INSTRUCTION:
Output all of the entries below precisely as written.

DATA PROVIDED:
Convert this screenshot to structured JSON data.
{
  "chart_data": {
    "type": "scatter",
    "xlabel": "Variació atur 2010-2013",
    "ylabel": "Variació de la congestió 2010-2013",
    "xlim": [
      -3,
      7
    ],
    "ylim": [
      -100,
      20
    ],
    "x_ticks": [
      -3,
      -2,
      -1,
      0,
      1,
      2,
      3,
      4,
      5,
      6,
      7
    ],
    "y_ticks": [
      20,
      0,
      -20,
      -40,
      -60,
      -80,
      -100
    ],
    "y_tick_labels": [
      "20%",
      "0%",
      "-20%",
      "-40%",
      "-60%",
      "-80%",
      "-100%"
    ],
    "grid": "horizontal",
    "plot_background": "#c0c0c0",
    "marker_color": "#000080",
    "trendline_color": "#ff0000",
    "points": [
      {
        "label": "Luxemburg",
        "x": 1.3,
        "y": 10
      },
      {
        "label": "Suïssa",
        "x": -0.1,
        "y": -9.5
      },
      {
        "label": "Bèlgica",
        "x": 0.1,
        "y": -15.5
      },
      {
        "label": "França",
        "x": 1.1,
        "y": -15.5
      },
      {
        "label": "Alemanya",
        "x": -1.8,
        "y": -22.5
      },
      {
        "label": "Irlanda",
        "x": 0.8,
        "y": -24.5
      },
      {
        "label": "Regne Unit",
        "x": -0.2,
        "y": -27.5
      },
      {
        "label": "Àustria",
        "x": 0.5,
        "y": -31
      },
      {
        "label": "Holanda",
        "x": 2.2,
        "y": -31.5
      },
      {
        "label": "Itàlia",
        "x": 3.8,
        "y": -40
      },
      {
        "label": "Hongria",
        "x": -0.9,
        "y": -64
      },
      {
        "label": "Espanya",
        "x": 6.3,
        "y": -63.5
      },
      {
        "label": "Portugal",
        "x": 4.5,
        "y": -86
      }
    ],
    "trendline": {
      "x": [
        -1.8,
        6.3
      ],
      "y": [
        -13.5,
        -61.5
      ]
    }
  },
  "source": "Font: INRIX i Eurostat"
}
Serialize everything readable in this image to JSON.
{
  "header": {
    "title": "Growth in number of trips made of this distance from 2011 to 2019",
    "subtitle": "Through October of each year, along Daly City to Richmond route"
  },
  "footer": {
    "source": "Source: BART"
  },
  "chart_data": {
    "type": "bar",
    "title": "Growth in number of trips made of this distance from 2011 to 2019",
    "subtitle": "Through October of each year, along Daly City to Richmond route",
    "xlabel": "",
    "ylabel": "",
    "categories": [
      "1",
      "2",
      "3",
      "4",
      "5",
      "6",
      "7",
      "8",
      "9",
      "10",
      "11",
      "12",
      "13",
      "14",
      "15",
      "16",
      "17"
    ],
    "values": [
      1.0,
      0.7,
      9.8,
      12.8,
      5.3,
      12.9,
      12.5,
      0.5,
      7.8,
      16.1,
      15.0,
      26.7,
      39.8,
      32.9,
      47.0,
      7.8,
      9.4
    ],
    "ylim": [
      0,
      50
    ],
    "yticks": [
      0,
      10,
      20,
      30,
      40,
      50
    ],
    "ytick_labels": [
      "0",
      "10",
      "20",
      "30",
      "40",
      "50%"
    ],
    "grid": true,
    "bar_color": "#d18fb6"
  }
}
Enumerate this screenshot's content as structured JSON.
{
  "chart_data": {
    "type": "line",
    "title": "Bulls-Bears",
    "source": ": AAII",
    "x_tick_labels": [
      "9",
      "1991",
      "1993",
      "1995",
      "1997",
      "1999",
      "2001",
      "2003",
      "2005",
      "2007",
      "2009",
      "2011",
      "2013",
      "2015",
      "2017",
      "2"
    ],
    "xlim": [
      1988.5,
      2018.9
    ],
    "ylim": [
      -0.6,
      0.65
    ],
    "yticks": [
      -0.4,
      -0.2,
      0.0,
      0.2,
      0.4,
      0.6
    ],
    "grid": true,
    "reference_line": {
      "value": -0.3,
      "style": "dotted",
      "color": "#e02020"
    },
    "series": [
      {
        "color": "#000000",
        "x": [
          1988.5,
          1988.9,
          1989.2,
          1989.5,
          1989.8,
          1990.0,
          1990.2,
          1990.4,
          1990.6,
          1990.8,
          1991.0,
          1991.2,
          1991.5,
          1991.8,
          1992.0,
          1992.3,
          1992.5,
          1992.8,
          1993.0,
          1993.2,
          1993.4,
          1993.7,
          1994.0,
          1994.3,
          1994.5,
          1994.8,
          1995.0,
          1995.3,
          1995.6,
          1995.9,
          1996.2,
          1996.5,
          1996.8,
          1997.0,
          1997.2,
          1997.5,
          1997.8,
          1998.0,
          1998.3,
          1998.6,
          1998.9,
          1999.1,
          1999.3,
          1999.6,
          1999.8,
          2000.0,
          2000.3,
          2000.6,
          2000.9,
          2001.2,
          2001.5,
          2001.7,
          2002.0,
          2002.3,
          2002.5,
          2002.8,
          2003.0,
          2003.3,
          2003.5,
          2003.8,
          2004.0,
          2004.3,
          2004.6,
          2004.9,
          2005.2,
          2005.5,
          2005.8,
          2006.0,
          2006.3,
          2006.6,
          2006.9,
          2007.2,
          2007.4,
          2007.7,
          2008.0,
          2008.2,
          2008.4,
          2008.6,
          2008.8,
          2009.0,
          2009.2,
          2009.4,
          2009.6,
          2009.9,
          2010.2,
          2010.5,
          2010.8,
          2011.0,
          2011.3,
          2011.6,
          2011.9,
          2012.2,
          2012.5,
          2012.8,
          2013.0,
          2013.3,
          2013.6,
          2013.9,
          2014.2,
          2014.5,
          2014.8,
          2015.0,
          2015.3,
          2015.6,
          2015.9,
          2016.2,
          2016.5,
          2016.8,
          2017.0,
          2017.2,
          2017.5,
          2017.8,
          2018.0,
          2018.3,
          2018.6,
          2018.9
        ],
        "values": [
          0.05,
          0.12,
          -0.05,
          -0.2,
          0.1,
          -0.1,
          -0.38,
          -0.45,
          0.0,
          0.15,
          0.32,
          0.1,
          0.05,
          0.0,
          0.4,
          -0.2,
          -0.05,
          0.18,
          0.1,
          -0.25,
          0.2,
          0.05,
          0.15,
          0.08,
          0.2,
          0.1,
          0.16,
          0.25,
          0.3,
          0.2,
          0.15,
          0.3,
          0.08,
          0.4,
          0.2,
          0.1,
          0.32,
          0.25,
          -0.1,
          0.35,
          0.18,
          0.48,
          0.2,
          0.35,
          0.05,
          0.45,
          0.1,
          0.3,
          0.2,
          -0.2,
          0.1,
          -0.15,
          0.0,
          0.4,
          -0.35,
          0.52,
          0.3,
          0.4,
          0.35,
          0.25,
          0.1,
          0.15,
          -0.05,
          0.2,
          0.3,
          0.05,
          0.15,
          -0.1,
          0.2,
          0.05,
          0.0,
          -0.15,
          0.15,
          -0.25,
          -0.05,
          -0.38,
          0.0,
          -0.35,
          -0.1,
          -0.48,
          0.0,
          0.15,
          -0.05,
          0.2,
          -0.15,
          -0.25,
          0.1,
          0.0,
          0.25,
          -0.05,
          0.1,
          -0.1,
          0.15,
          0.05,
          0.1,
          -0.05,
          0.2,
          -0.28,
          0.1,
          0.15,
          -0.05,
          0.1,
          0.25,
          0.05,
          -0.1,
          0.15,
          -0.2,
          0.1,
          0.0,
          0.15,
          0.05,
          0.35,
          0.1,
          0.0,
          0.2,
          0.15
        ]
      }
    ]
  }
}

SOLUTION:
Convert this screenshot to structured JSON data.
{
  "chart_data": {
    "type": "scatter",
    "xlabel": "Variació atur 2010-2013",
    "ylabel": "Variació de la congestió 2010-2013",
    "xlim": [
      -3,
      7
    ],
    "ylim": [
      -100,
      20
    ],
    "x_ticks": [
      -3,
      -2,
      -1,
      0,
      1,
      2,
      3,
      4,
      5,
      6,
      7
    ],
    "y_ticks": [
      20,
      0,
      -20,
      -40,
      -60,
      -80,
      -100
    ],
    "y_tick_labels": [
      "20%",
      "0%",
      "-20%",
      "-40%",
      "-60%",
      "-80%",
      "-100%"
    ],
    "grid": "horizontal",
    "plot_background": "#c0c0c0",
    "marker_color": "#000080",
    "trendline_color": "#ff0000",
    "points": [
      {
        "label": "Luxemburg",
        "x": 1.3,
        "y": 10
      },
      {
        "label": "Suïssa",
        "x": -0.1,
        "y": -9.5
      },
      {
        "label": "Bèlgica",
        "x": 0.1,
        "y": -15.5
      },
      {
        "label": "França",
        "x": 1.1,
        "y": -15.5
      },
      {
        "label": "Alemanya",
        "x": -1.8,
        "y": -22.5
      },
      {
        "label": "Irlanda",
        "x": 0.8,
        "y": -24.5
      },
      {
        "label": "Regne Unit",
        "x": -0.2,
        "y": -27.5
      },
      {
        "label": "Àustria",
        "x": 0.5,
        "y": -31
      },
      {
        "label": "Holanda",
        "x": 2.2,
        "y": -31.5
      },
      {
        "label": "Itàlia",
        "x": 3.8,
        "y": -40
      },
      {
        "label": "Hongria",
        "x": -0.9,
        "y": -64
      },
      {
        "label": "Espanya",
        "x": 6.3,
        "y": -63.5
      },
      {
        "label": "Portugal",
        "x": 4.5,
        "y": -86
      }
    ],
    "trendline": {
      "x": [
        -1.8,
        6.3
      ],
      "y": [
        -13.5,
        -61.5
      ]
    }
  },
  "source": "Font: INRIX i Eurostat"
}
Serialize everything readable in this image to JSON.
{
  "header": {
    "title": "Growth in number of trips made of this distance from 2011 to 2019",
    "subtitle": "Through October of each year, along Daly City to Richmond route"
  },
  "footer": {
    "source": "Source: BART"
  },
  "chart_data": {
    "type": "bar",
    "title": "Growth in number of trips made of this distance from 2011 to 2019",
    "subtitle": "Through October of each year, along Daly City to Richmond route",
    "xlabel": "",
    "ylabel": "",
    "categories": [
      "1",
      "2",
      "3",
      "4",
      "5",
      "6",
      "7",
      "8",
      "9",
      "10",
      "11",
      "12",
      "13",
      "14",
      "15",
      "16",
      "17"
    ],
    "values": [
      1.0,
      0.7,
      9.8,
      12.8,
      5.3,
      12.9,
      12.5,
      0.5,
      7.8,
      16.1,
      15.0,
      26.7,
      39.8,
      32.9,
      47.0,
      7.8,
      9.4
    ],
    "ylim": [
      0,
      50
    ],
    "yticks": [
      0,
      10,
      20,
      30,
      40,
      50
    ],
    "ytick_labels": [
      "0",
      "10",
      "20",
      "30",
      "40",
      "50%"
    ],
    "grid": true,
    "bar_color": "#d18fb6"
  }
}
Enumerate this screenshot's content as structured JSON.
{
  "chart_data": {
    "type": "line",
    "title": "Bulls-Bears",
    "source": ": AAII",
    "x_tick_labels": [
      "9",
      "1991",
      "1993",
      "1995",
      "1997",
      "1999",
      "2001",
      "2003",
      "2005",
      "2007",
      "2009",
      "2011",
      "2013",
      "2015",
      "2017",
      "2"
    ],
    "xlim": [
      1988.5,
      2018.9
    ],
    "ylim": [
      -0.6,
      0.65
    ],
    "yticks": [
      -0.4,
      -0.2,
      0.0,
      0.2,
      0.4,
      0.6
    ],
    "grid": true,
    "reference_line": {
      "value": -0.3,
      "style": "dotted",
      "color": "#e02020"
    },
    "series": [
      {
        "color": "#000000",
        "x": [
          1988.5,
          1988.9,
          1989.2,
          1989.5,
          1989.8,
          1990.0,
          1990.2,
          1990.4,
          1990.6,
          1990.8,
          1991.0,
          1991.2,
          1991.5,
          1991.8,
          1992.0,
          1992.3,
          1992.5,
          1992.8,
          1993.0,
          1993.2,
          1993.4,
          1993.7,
          1994.0,
          1994.3,
          1994.5,
          1994.8,
          1995.0,
          1995.3,
          1995.6,
          1995.9,
          1996.2,
          1996.5,
          1996.8,
          1997.0,
          1997.2,
          1997.5,
          1997.8,
          1998.0,
          1998.3,
          1998.6,
          1998.9,
          1999.1,
          1999.3,
          1999.6,
          1999.8,
          2000.0,
          2000.3,
          2000.6,
          2000.9,
          2001.2,
          2001.5,
          2001.7,
          2002.0,
          2002.3,
          2002.5,
          2002.8,
          2003.0,
          2003.3,
          2003.5,
          2003.8,
          2004.0,
          2004.3,
          2004.6,
          2004.9,
          2005.2,
          2005.5,
          2005.8,
          2006.0,
          2006.3,
          2006.6,
          2006.9,
          2007.2,
          2007.4,
          2007.7,
          2008.0,
          2008.2,
          2008.4,
          2008.6,
          2008.8,
          2009.0,
          2009.2,
          2009.4,
          2009.6,
          2009.9,
          2010.2,
          2010.5,
          2010.8,
          2011.0,
          2011.3,
          2011.6,
          2011.9,
          2012.2,
          2012.5,
          2012.8,
          2013.0,
          2013.3,
          2013.6,
          2013.9,
          2014.2,
          2014.5,
          2014.8,
          2015.0,
          2015.3,
          2015.6,
          2015.9,
          2016.2,
          2016.5,
          2016.8,
          2017.0,
          2017.2,
          2017.5,
          2017.8,
          2018.0,
          2018.3,
          2018.6,
          2018.9
        ],
        "values": [
          0.05,
          0.12,
          -0.05,
          -0.2,
          0.1,
          -0.1,
          -0.38,
          -0.45,
          0.0,
          0.15,
          0.32,
          0.1,
          0.05,
          0.0,
          0.4,
          -0.2,
          -0.05,
          0.18,
          0.1,
          -0.25,
          0.2,
          0.05,
          0.15,
          0.08,
          0.2,
          0.1,
          0.16,
          0.25,
          0.3,
          0.2,
          0.15,
          0.3,
          0.08,
          0.4,
          0.2,
          0.1,
          0.32,
          0.25,
          -0.1,
          0.35,
          0.18,
          0.48,
          0.2,
          0.35,
          0.05,
          0.45,
          0.1,
          0.3,
          0.2,
          -0.2,
          0.1,
          -0.15,
          0.0,
          0.4,
          -0.35,
          0.52,
          0.3,
          0.4,
          0.35,
          0.25,
          0.1,
          0.15,
          -0.05,
          0.2,
          0.3,
          0.05,
          0.15,
          -0.1,
          0.2,
          0.05,
          0.0,
          -0.15,
          0.15,
          -0.25,
          -0.05,
          -0.38,
          0.0,
          -0.35,
          -0.1,
          -0.48,
          0.0,
          0.15,
          -0.05,
          0.2,
          -0.15,
          -0.25,
          0.1,
          0.0,
          0.25,
          -0.05,
          0.1,
          -0.1,
          0.15,
          0.05,
          0.1,
          -0.05,
          0.2,
          -0.28,
          0.1,
          0.15,
          -0.05,
          0.1,
          0.25,
          0.05,
          -0.1,
          0.15,
          -0.2,
          0.1,
          0.0,
          0.15,
          0.05,
          0.35,
          0.1,
          0.0,
          0.2,
          0.15
        ]
      }
    ]
  }
}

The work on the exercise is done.